Transcribe the data in full and exactly, omitting any pictures.

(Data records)
##########

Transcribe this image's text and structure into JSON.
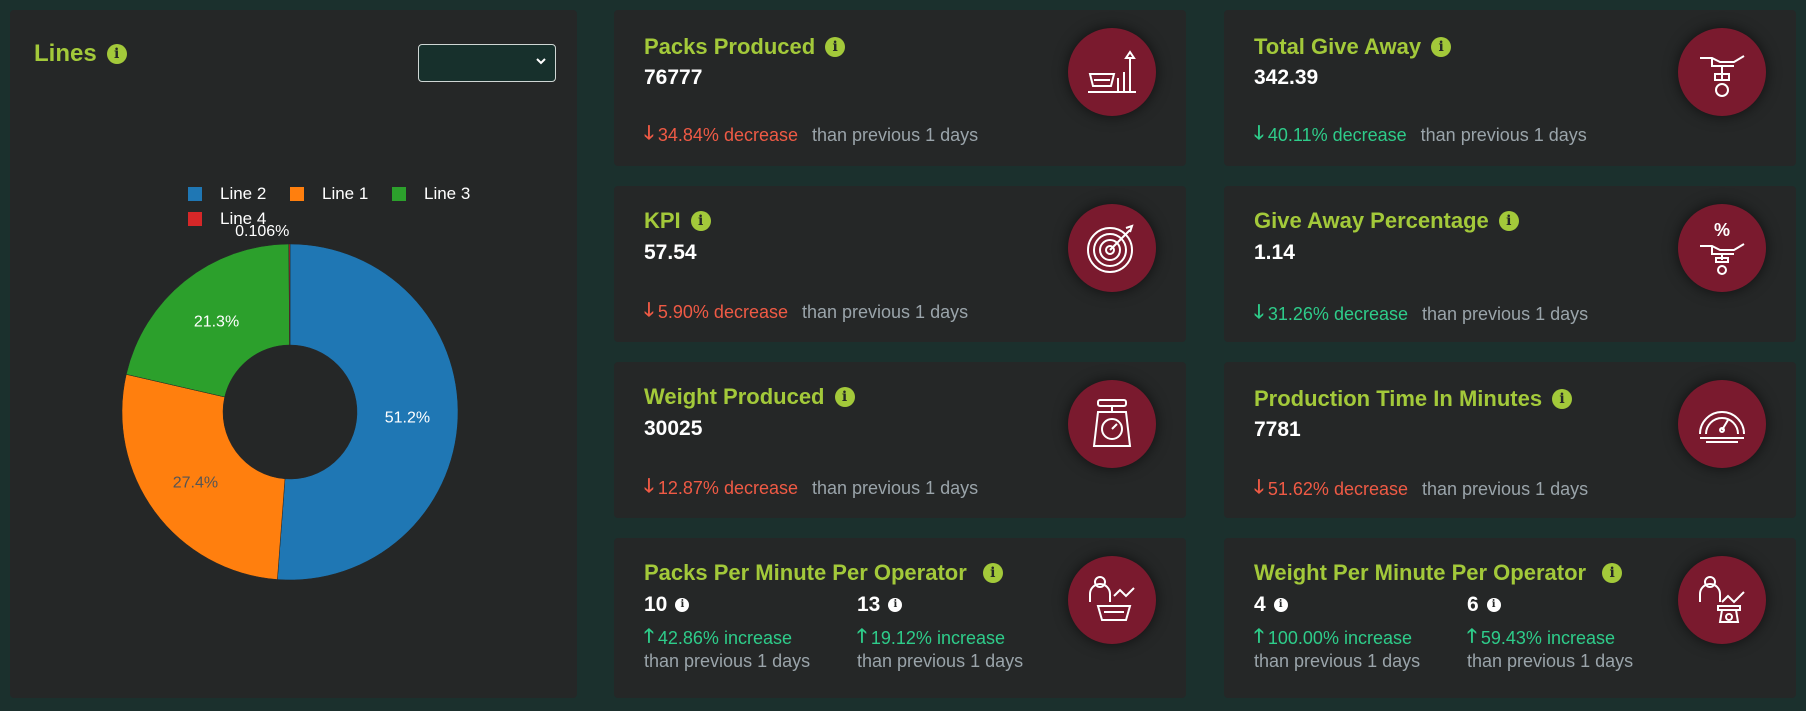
{
  "lines_panel": {
    "title": "Lines",
    "select_value": "",
    "legend": [
      {
        "name": "Line 2",
        "color": "#1f77b4"
      },
      {
        "name": "Line 1",
        "color": "#ff7f0e"
      },
      {
        "name": "Line 3",
        "color": "#2ca02c"
      },
      {
        "name": "Line 4",
        "color": "#d62728"
      }
    ]
  },
  "chart_data": {
    "type": "pie",
    "hole": true,
    "labels": [
      "Line 2",
      "Line 1",
      "Line 3",
      "Line 4"
    ],
    "values": [
      51.2,
      27.4,
      21.3,
      0.106
    ],
    "value_labels": [
      "51.2%",
      "27.4%",
      "21.3%",
      "0.106%"
    ],
    "colors": [
      "#1f77b4",
      "#ff7f0e",
      "#2ca02c",
      "#d62728"
    ],
    "legend_placement": "top"
  },
  "cards": {
    "packs_produced": {
      "title": "Packs Produced",
      "value": "76777",
      "change": "34.84% decrease",
      "comparison": "than previous 1 days",
      "icon": "packs-chart-icon"
    },
    "kpi": {
      "title": "KPI",
      "value": "57.54",
      "change": "5.90% decrease",
      "comparison": "than previous 1 days",
      "icon": "target-icon"
    },
    "weight_produced": {
      "title": "Weight Produced",
      "value": "30025",
      "change": "12.87% decrease",
      "comparison": "than previous 1 days",
      "icon": "scale-icon"
    },
    "packs_per_minute": {
      "title": "Packs Per Minute Per Operator",
      "icon": "operator-basket-icon",
      "a": {
        "value": "10",
        "change": "42.86% increase",
        "comparison": "than previous 1 days"
      },
      "b": {
        "value": "13",
        "change": "19.12% increase",
        "comparison": "than previous 1 days"
      }
    },
    "total_give_away": {
      "title": "Total Give Away",
      "value": "342.39",
      "change": "40.11% decrease",
      "comparison": "than previous 1 days",
      "icon": "hand-giving-icon"
    },
    "give_away_percentage": {
      "title": "Give Away Percentage",
      "value": "1.14",
      "change": "31.26% decrease",
      "comparison": "than previous 1 days",
      "icon": "percent-hand-icon",
      "icon_glyph": "%"
    },
    "production_time": {
      "title": "Production Time In Minutes",
      "value": "7781",
      "change": "51.62% decrease",
      "comparison": "than previous 1 days",
      "icon": "speedometer-icon"
    },
    "weight_per_minute": {
      "title": "Weight Per Minute Per Operator",
      "icon": "operator-scale-icon",
      "a": {
        "value": "4",
        "change": "100.00% increase",
        "comparison": "than previous 1 days"
      },
      "b": {
        "value": "6",
        "change": "59.43% increase",
        "comparison": "than previous 1 days"
      }
    }
  },
  "glyphs": {
    "info": "i",
    "arrow_down": "🡓",
    "arrow_up": "🡑"
  }
}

##########

THE ANSWER:
Transcribe this image's text and structure into JSON.
{
  "lines_panel": {
    "title": "Lines",
    "select_value": "",
    "legend": [
      {
        "name": "Line 2",
        "color": "#1f77b4"
      },
      {
        "name": "Line 1",
        "color": "#ff7f0e"
      },
      {
        "name": "Line 3",
        "color": "#2ca02c"
      },
      {
        "name": "Line 4",
        "color": "#d62728"
      }
    ]
  },
  "chart_data": {
    "type": "pie",
    "hole": true,
    "labels": [
      "Line 2",
      "Line 1",
      "Line 3",
      "Line 4"
    ],
    "values": [
      51.2,
      27.4,
      21.3,
      0.106
    ],
    "value_labels": [
      "51.2%",
      "27.4%",
      "21.3%",
      "0.106%"
    ],
    "colors": [
      "#1f77b4",
      "#ff7f0e",
      "#2ca02c",
      "#d62728"
    ],
    "legend_placement": "top"
  },
  "cards": {
    "packs_produced": {
      "title": "Packs Produced",
      "value": "76777",
      "change": "34.84% decrease",
      "comparison": "than previous 1 days",
      "icon": "packs-chart-icon"
    },
    "kpi": {
      "title": "KPI",
      "value": "57.54",
      "change": "5.90% decrease",
      "comparison": "than previous 1 days",
      "icon": "target-icon"
    },
    "weight_produced": {
      "title": "Weight Produced",
      "value": "30025",
      "change": "12.87% decrease",
      "comparison": "than previous 1 days",
      "icon": "scale-icon"
    },
    "packs_per_minute": {
      "title": "Packs Per Minute Per Operator",
      "icon": "operator-basket-icon",
      "a": {
        "value": "10",
        "change": "42.86% increase",
        "comparison": "than previous 1 days"
      },
      "b": {
        "value": "13",
        "change": "19.12% increase",
        "comparison": "than previous 1 days"
      }
    },
    "total_give_away": {
      "title": "Total Give Away",
      "value": "342.39",
      "change": "40.11% decrease",
      "comparison": "than previous 1 days",
      "icon": "hand-giving-icon"
    },
    "give_away_percentage": {
      "title": "Give Away Percentage",
      "value": "1.14",
      "change": "31.26% decrease",
      "comparison": "than previous 1 days",
      "icon": "percent-hand-icon",
      "icon_glyph": "%"
    },
    "production_time": {
      "title": "Production Time In Minutes",
      "value": "7781",
      "change": "51.62% decrease",
      "comparison": "than previous 1 days",
      "icon": "speedometer-icon"
    },
    "weight_per_minute": {
      "title": "Weight Per Minute Per Operator",
      "icon": "operator-scale-icon",
      "a": {
        "value": "4",
        "change": "100.00% increase",
        "comparison": "than previous 1 days"
      },
      "b": {
        "value": "6",
        "change": "59.43% increase",
        "comparison": "than previous 1 days"
      }
    }
  },
  "glyphs": {
    "info": "i",
    "arrow_down": "🡓",
    "arrow_up": "🡑"
  }
}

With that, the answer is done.